Text block:
Interaction between Wnt and Androgen Receptor (AR) signalling pathways in prostate cancer

Student thesis: Doctoral ThesisDoctor of Philosophy


Cells continuously respond to external and internal cues that can initiate signalling cascades that influence cell functions such as cell size, division, proliferation, survival, motility and differentiation. The signal is generally transduced and amplified within the cells by small molecules (e.g., Ca2+i) and proteins, that may also form complexes with other proteins. Dysregulation in cell signalling mechanisms play a key role in proliferative diseases such as cancer. Prostate cancer is the most common cancer in men worldwide with significant morbidity and mortality. Androgen deprivation therapy (ADT) is a first-line treatment for prostate cancer and initially regress the cancer, however, the cancer recurs and is termed castration resistant prostate cancer (CRPC).

Androgens and their metabolites (testosterone and 5α-dihydrotestosterone, DHT) are ligands for the androgen receptor (AR), an important cell signalling pathway in prostate cancer. Upon binding with its ligands (e.g., DHT), AR dimerizes and translocate into nucleus to activate gene transcription resulting in evasion of apoptosis. Dysregulation in AR signalling is one explanation for the development of CRPC. Another key cell signalling network is the Wnt pathway. Wnts (Wingless Integration Site) are a large family of secretory glycoproteins that bind to cell membrane receptors and ion channels to initiate an intracellular signal cascade. Free intracellular Ca2+ and β-catenin, a 92kDa cadherin that acts as transcription factor co-activator of genes including proto-oncogenes, act as intracellular transducers of Wnt signalling, regulating proliferation, survival and differentiation. Recently, Cx43 has also been shown as an accessory protein in Wnt signal transduction. Overactivation of Wnt signalling leads to cancer initiation and progression.

Individually, AR and Wnt pathways contribute towards carcinogenesis in prostate and other tissues. Although it is known that AR signalling pathway may be modulated by Wnt signalling, suggesting a close relationship between these key cell signalling mechanisms, little is known about (i) the pattern of co-expression of AR and Wnt related proteins in human prostate (ii) reciprocal activation of AR and Wnt signalling by their respective ligands and (iii) if there is a physical interaction between the transducers of these signalling pathways. Close and reciprocal interaction and co-operativity between AR and Wnt pathways may have important implications for prostate carcinogenesis and therapy.

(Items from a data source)
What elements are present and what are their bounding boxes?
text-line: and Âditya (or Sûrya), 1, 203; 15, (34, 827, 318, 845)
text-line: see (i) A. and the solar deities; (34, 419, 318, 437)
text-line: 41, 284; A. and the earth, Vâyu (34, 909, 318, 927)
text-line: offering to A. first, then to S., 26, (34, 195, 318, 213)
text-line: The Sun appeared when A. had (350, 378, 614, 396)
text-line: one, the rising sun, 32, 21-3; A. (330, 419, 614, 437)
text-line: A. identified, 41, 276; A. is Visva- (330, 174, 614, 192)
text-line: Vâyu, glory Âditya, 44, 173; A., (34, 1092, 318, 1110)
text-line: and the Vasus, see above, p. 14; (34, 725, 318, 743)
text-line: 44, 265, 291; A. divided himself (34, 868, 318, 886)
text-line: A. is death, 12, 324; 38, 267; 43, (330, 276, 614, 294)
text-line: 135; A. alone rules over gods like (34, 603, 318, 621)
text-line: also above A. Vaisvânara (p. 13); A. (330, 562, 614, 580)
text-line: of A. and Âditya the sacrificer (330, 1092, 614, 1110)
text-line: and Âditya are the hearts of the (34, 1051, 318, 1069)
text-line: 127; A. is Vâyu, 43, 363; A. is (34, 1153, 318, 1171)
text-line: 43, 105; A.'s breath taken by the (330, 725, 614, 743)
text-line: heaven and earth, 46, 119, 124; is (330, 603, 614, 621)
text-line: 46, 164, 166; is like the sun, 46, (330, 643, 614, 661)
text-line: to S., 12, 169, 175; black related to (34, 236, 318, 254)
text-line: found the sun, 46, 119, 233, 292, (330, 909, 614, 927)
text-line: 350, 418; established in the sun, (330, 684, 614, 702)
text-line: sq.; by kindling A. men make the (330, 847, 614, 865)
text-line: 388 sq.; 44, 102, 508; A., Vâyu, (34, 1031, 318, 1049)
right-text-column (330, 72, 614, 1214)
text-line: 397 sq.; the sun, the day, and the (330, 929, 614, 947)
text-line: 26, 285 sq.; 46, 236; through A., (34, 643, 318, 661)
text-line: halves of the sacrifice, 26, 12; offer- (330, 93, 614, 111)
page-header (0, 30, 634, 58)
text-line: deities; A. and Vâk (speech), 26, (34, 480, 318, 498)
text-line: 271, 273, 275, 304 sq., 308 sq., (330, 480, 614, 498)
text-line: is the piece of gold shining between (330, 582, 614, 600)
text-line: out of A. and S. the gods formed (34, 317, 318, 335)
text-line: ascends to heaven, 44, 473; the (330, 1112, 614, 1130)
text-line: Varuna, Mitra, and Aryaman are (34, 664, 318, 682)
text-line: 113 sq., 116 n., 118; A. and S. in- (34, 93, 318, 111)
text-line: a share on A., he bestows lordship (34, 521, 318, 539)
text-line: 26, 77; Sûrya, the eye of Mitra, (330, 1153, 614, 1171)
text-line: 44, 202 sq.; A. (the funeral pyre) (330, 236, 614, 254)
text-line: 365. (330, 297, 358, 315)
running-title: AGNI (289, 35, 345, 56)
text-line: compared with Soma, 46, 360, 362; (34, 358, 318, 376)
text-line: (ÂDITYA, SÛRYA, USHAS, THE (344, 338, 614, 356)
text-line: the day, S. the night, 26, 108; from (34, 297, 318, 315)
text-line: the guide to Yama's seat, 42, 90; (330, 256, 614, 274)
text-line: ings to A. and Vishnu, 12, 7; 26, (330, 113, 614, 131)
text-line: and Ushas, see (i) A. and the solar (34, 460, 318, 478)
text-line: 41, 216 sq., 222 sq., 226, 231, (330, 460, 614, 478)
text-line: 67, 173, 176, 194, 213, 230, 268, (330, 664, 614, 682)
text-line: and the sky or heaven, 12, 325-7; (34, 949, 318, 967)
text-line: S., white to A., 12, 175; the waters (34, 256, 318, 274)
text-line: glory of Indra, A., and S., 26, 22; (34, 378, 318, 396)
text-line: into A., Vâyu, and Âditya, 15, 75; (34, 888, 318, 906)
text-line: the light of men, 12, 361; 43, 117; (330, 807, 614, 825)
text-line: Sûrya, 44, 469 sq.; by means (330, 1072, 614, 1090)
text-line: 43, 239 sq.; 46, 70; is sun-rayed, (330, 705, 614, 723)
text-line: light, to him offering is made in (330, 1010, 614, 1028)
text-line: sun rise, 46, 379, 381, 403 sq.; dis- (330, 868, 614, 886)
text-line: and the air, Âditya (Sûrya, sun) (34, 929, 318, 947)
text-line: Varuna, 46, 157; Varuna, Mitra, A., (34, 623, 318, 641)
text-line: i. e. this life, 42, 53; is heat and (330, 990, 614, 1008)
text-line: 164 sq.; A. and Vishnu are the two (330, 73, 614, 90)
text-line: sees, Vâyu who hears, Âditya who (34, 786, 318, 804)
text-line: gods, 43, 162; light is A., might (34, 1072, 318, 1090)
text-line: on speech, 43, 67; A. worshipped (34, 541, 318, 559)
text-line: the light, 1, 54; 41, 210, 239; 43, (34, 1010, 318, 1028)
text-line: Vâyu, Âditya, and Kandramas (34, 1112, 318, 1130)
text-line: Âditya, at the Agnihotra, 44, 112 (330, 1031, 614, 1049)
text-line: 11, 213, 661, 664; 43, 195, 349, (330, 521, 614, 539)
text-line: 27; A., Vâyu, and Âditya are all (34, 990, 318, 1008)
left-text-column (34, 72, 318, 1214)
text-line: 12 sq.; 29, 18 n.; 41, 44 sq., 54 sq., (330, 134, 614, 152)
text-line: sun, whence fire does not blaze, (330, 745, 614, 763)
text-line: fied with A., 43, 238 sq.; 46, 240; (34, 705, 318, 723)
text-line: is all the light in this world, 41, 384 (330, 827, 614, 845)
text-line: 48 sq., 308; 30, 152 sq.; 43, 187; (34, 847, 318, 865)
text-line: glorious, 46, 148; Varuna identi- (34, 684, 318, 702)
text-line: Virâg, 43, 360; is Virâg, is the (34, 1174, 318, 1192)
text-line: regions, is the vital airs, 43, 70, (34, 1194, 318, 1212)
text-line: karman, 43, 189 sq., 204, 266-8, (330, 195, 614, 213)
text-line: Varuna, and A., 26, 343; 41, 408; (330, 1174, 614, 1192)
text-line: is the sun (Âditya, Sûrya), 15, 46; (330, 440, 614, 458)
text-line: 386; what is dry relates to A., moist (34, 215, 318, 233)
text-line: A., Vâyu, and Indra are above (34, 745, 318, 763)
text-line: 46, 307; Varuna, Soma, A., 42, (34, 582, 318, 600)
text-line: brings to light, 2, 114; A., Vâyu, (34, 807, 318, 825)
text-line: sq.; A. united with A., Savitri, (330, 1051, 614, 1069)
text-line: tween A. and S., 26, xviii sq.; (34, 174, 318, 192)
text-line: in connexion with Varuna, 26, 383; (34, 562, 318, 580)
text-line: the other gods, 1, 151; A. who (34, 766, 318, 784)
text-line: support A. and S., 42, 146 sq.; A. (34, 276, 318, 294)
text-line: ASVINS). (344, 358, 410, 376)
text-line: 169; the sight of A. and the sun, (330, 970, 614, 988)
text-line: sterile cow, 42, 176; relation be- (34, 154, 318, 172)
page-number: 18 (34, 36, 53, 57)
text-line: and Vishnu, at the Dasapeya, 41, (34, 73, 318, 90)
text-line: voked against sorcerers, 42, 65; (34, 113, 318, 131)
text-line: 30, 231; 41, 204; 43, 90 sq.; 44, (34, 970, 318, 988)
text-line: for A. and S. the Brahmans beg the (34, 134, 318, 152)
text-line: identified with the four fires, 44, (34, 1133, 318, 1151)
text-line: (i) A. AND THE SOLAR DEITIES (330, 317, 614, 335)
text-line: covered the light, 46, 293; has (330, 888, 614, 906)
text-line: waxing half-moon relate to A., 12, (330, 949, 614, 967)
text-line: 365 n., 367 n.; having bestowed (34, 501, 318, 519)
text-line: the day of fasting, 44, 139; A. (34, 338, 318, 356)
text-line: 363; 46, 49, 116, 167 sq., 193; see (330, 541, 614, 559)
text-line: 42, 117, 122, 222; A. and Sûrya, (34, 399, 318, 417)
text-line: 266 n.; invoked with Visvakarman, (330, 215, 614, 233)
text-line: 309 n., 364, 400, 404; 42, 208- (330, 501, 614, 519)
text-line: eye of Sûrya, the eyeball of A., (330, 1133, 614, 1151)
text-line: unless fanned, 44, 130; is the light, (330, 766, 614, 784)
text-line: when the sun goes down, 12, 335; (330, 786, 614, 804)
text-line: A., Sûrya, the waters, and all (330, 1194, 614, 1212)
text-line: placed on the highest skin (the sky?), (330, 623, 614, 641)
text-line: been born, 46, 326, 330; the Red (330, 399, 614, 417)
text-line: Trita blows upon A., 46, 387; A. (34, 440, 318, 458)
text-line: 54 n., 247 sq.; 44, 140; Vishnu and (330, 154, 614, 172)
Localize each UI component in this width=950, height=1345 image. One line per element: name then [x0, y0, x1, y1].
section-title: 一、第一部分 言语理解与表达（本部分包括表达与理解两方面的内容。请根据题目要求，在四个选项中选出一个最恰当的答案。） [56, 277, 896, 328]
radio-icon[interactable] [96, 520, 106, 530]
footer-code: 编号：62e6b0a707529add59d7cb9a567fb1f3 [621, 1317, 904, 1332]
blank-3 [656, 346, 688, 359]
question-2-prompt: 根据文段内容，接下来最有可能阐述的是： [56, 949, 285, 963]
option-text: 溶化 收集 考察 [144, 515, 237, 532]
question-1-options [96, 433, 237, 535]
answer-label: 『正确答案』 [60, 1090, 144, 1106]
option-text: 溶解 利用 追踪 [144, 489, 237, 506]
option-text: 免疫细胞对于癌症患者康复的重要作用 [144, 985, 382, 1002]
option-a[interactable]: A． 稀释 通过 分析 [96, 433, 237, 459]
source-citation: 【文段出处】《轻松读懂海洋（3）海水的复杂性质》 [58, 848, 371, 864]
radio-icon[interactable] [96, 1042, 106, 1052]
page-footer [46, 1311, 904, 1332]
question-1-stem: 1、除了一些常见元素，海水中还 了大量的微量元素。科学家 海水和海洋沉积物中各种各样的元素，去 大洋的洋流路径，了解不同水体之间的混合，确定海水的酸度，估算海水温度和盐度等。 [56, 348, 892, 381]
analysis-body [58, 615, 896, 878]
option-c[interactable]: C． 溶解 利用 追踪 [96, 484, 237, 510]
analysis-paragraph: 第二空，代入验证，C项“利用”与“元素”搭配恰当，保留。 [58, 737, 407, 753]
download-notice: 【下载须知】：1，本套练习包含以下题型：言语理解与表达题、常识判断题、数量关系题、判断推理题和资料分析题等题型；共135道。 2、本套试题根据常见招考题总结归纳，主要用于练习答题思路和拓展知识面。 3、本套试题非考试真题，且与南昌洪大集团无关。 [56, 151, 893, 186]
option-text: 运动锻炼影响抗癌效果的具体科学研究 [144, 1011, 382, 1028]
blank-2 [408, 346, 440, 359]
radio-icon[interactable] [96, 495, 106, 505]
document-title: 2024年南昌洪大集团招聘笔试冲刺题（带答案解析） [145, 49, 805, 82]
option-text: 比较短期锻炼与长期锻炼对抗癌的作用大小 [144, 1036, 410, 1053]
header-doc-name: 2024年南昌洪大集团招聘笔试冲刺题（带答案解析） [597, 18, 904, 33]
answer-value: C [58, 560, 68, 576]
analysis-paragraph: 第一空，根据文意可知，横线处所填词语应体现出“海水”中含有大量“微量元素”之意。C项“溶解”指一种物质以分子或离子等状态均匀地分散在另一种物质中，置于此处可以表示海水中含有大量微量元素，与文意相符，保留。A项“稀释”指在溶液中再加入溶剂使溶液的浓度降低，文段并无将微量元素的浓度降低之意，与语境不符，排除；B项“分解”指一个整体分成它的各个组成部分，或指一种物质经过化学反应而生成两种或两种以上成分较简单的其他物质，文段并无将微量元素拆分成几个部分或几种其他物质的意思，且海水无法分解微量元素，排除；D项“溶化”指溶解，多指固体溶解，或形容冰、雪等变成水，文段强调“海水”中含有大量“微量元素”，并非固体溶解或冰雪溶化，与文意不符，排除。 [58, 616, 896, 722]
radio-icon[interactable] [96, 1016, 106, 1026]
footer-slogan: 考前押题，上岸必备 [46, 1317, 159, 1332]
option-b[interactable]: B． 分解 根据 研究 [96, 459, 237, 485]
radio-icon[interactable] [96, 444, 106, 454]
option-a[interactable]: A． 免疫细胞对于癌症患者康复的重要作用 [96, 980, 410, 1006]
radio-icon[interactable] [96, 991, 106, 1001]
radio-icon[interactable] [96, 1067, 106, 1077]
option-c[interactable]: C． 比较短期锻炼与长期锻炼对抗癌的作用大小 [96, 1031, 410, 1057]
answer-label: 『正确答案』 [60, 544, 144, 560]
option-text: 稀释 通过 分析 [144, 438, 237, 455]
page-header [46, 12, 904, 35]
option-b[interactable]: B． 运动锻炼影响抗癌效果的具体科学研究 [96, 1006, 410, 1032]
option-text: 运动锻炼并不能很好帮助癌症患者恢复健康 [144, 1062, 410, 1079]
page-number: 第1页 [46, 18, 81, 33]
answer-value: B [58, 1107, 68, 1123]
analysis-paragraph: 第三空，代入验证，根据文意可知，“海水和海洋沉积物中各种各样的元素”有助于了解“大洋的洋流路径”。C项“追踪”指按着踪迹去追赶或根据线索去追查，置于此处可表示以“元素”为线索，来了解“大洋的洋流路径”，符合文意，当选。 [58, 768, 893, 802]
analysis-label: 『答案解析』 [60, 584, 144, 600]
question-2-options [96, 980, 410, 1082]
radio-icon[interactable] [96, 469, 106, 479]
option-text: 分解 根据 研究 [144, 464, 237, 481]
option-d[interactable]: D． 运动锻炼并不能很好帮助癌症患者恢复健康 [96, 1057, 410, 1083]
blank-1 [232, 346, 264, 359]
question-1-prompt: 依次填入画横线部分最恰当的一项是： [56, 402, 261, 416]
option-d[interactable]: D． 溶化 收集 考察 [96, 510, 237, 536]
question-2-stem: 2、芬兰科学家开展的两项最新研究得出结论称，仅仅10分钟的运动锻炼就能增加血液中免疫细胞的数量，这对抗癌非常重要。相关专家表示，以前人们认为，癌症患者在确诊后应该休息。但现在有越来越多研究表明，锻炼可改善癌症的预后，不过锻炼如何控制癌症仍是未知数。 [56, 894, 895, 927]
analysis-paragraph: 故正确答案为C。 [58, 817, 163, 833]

Tasks for this exercise:
(A) Answer these questions from the thesis abstract:
(i) Which therapy does it name as the first-line treatment for prostate cancer?
(ii) What molecular weight does it give for β-catenin?
(iii) Which protein has recently been shown as an accessory protein in Wnt signal transduction?
(B) Does the thesis abstract support each statement? Answer yes or no, quoting the words that decide it.
(i) Prostate cancer is the most common cancer in men worldwide.
(ii) Wnts are a small family of membrane lipids.
(iii) After binding its ligand, AR stays outside the nucleus.
(C) Reproduce word for word the passage of the thesis abstract that opens with the words containing "Student thesis: Doctoral" and closes with "prostate cancer (CRPC).".

Response list:
(A)
(i) Androgen deprivation therapy (ADT)
(ii) 92kDa
(iii) Cx43

(B)
(i) Yes: "Prostate cancer is the most common cancer in men worldwide with significant morbidity and mortality."
(ii) No: "Wnts (Wingless Integration Site) are a large family of secretory glycoproteins"
(iii) No: "AR dimerizes and translocate into nucleus to activate gene transcription"

(C)
Student thesis: Doctoral ThesisDoctor of Philosophy


Cells continuously respond to external and internal cues that can initiate signalling cascades that influence cell functions such as cell size, division, proliferation, survival, motility and differentiation. The signal is generally transduced and amplified within the cells by small molecules (e.g., Ca2+i) and proteins, that may also form complexes with other proteins. Dysregulation in cell signalling mechanisms play a key role in proliferative diseases such as cancer. Prostate cancer is the most common cancer in men worldwide with significant morbidity and mortality. Androgen deprivation therapy (ADT) is a first-line treatment for prostate cancer and initially regress the cancer, however, the cancer recurs and is termed castration resistant prostate cancer (CRPC).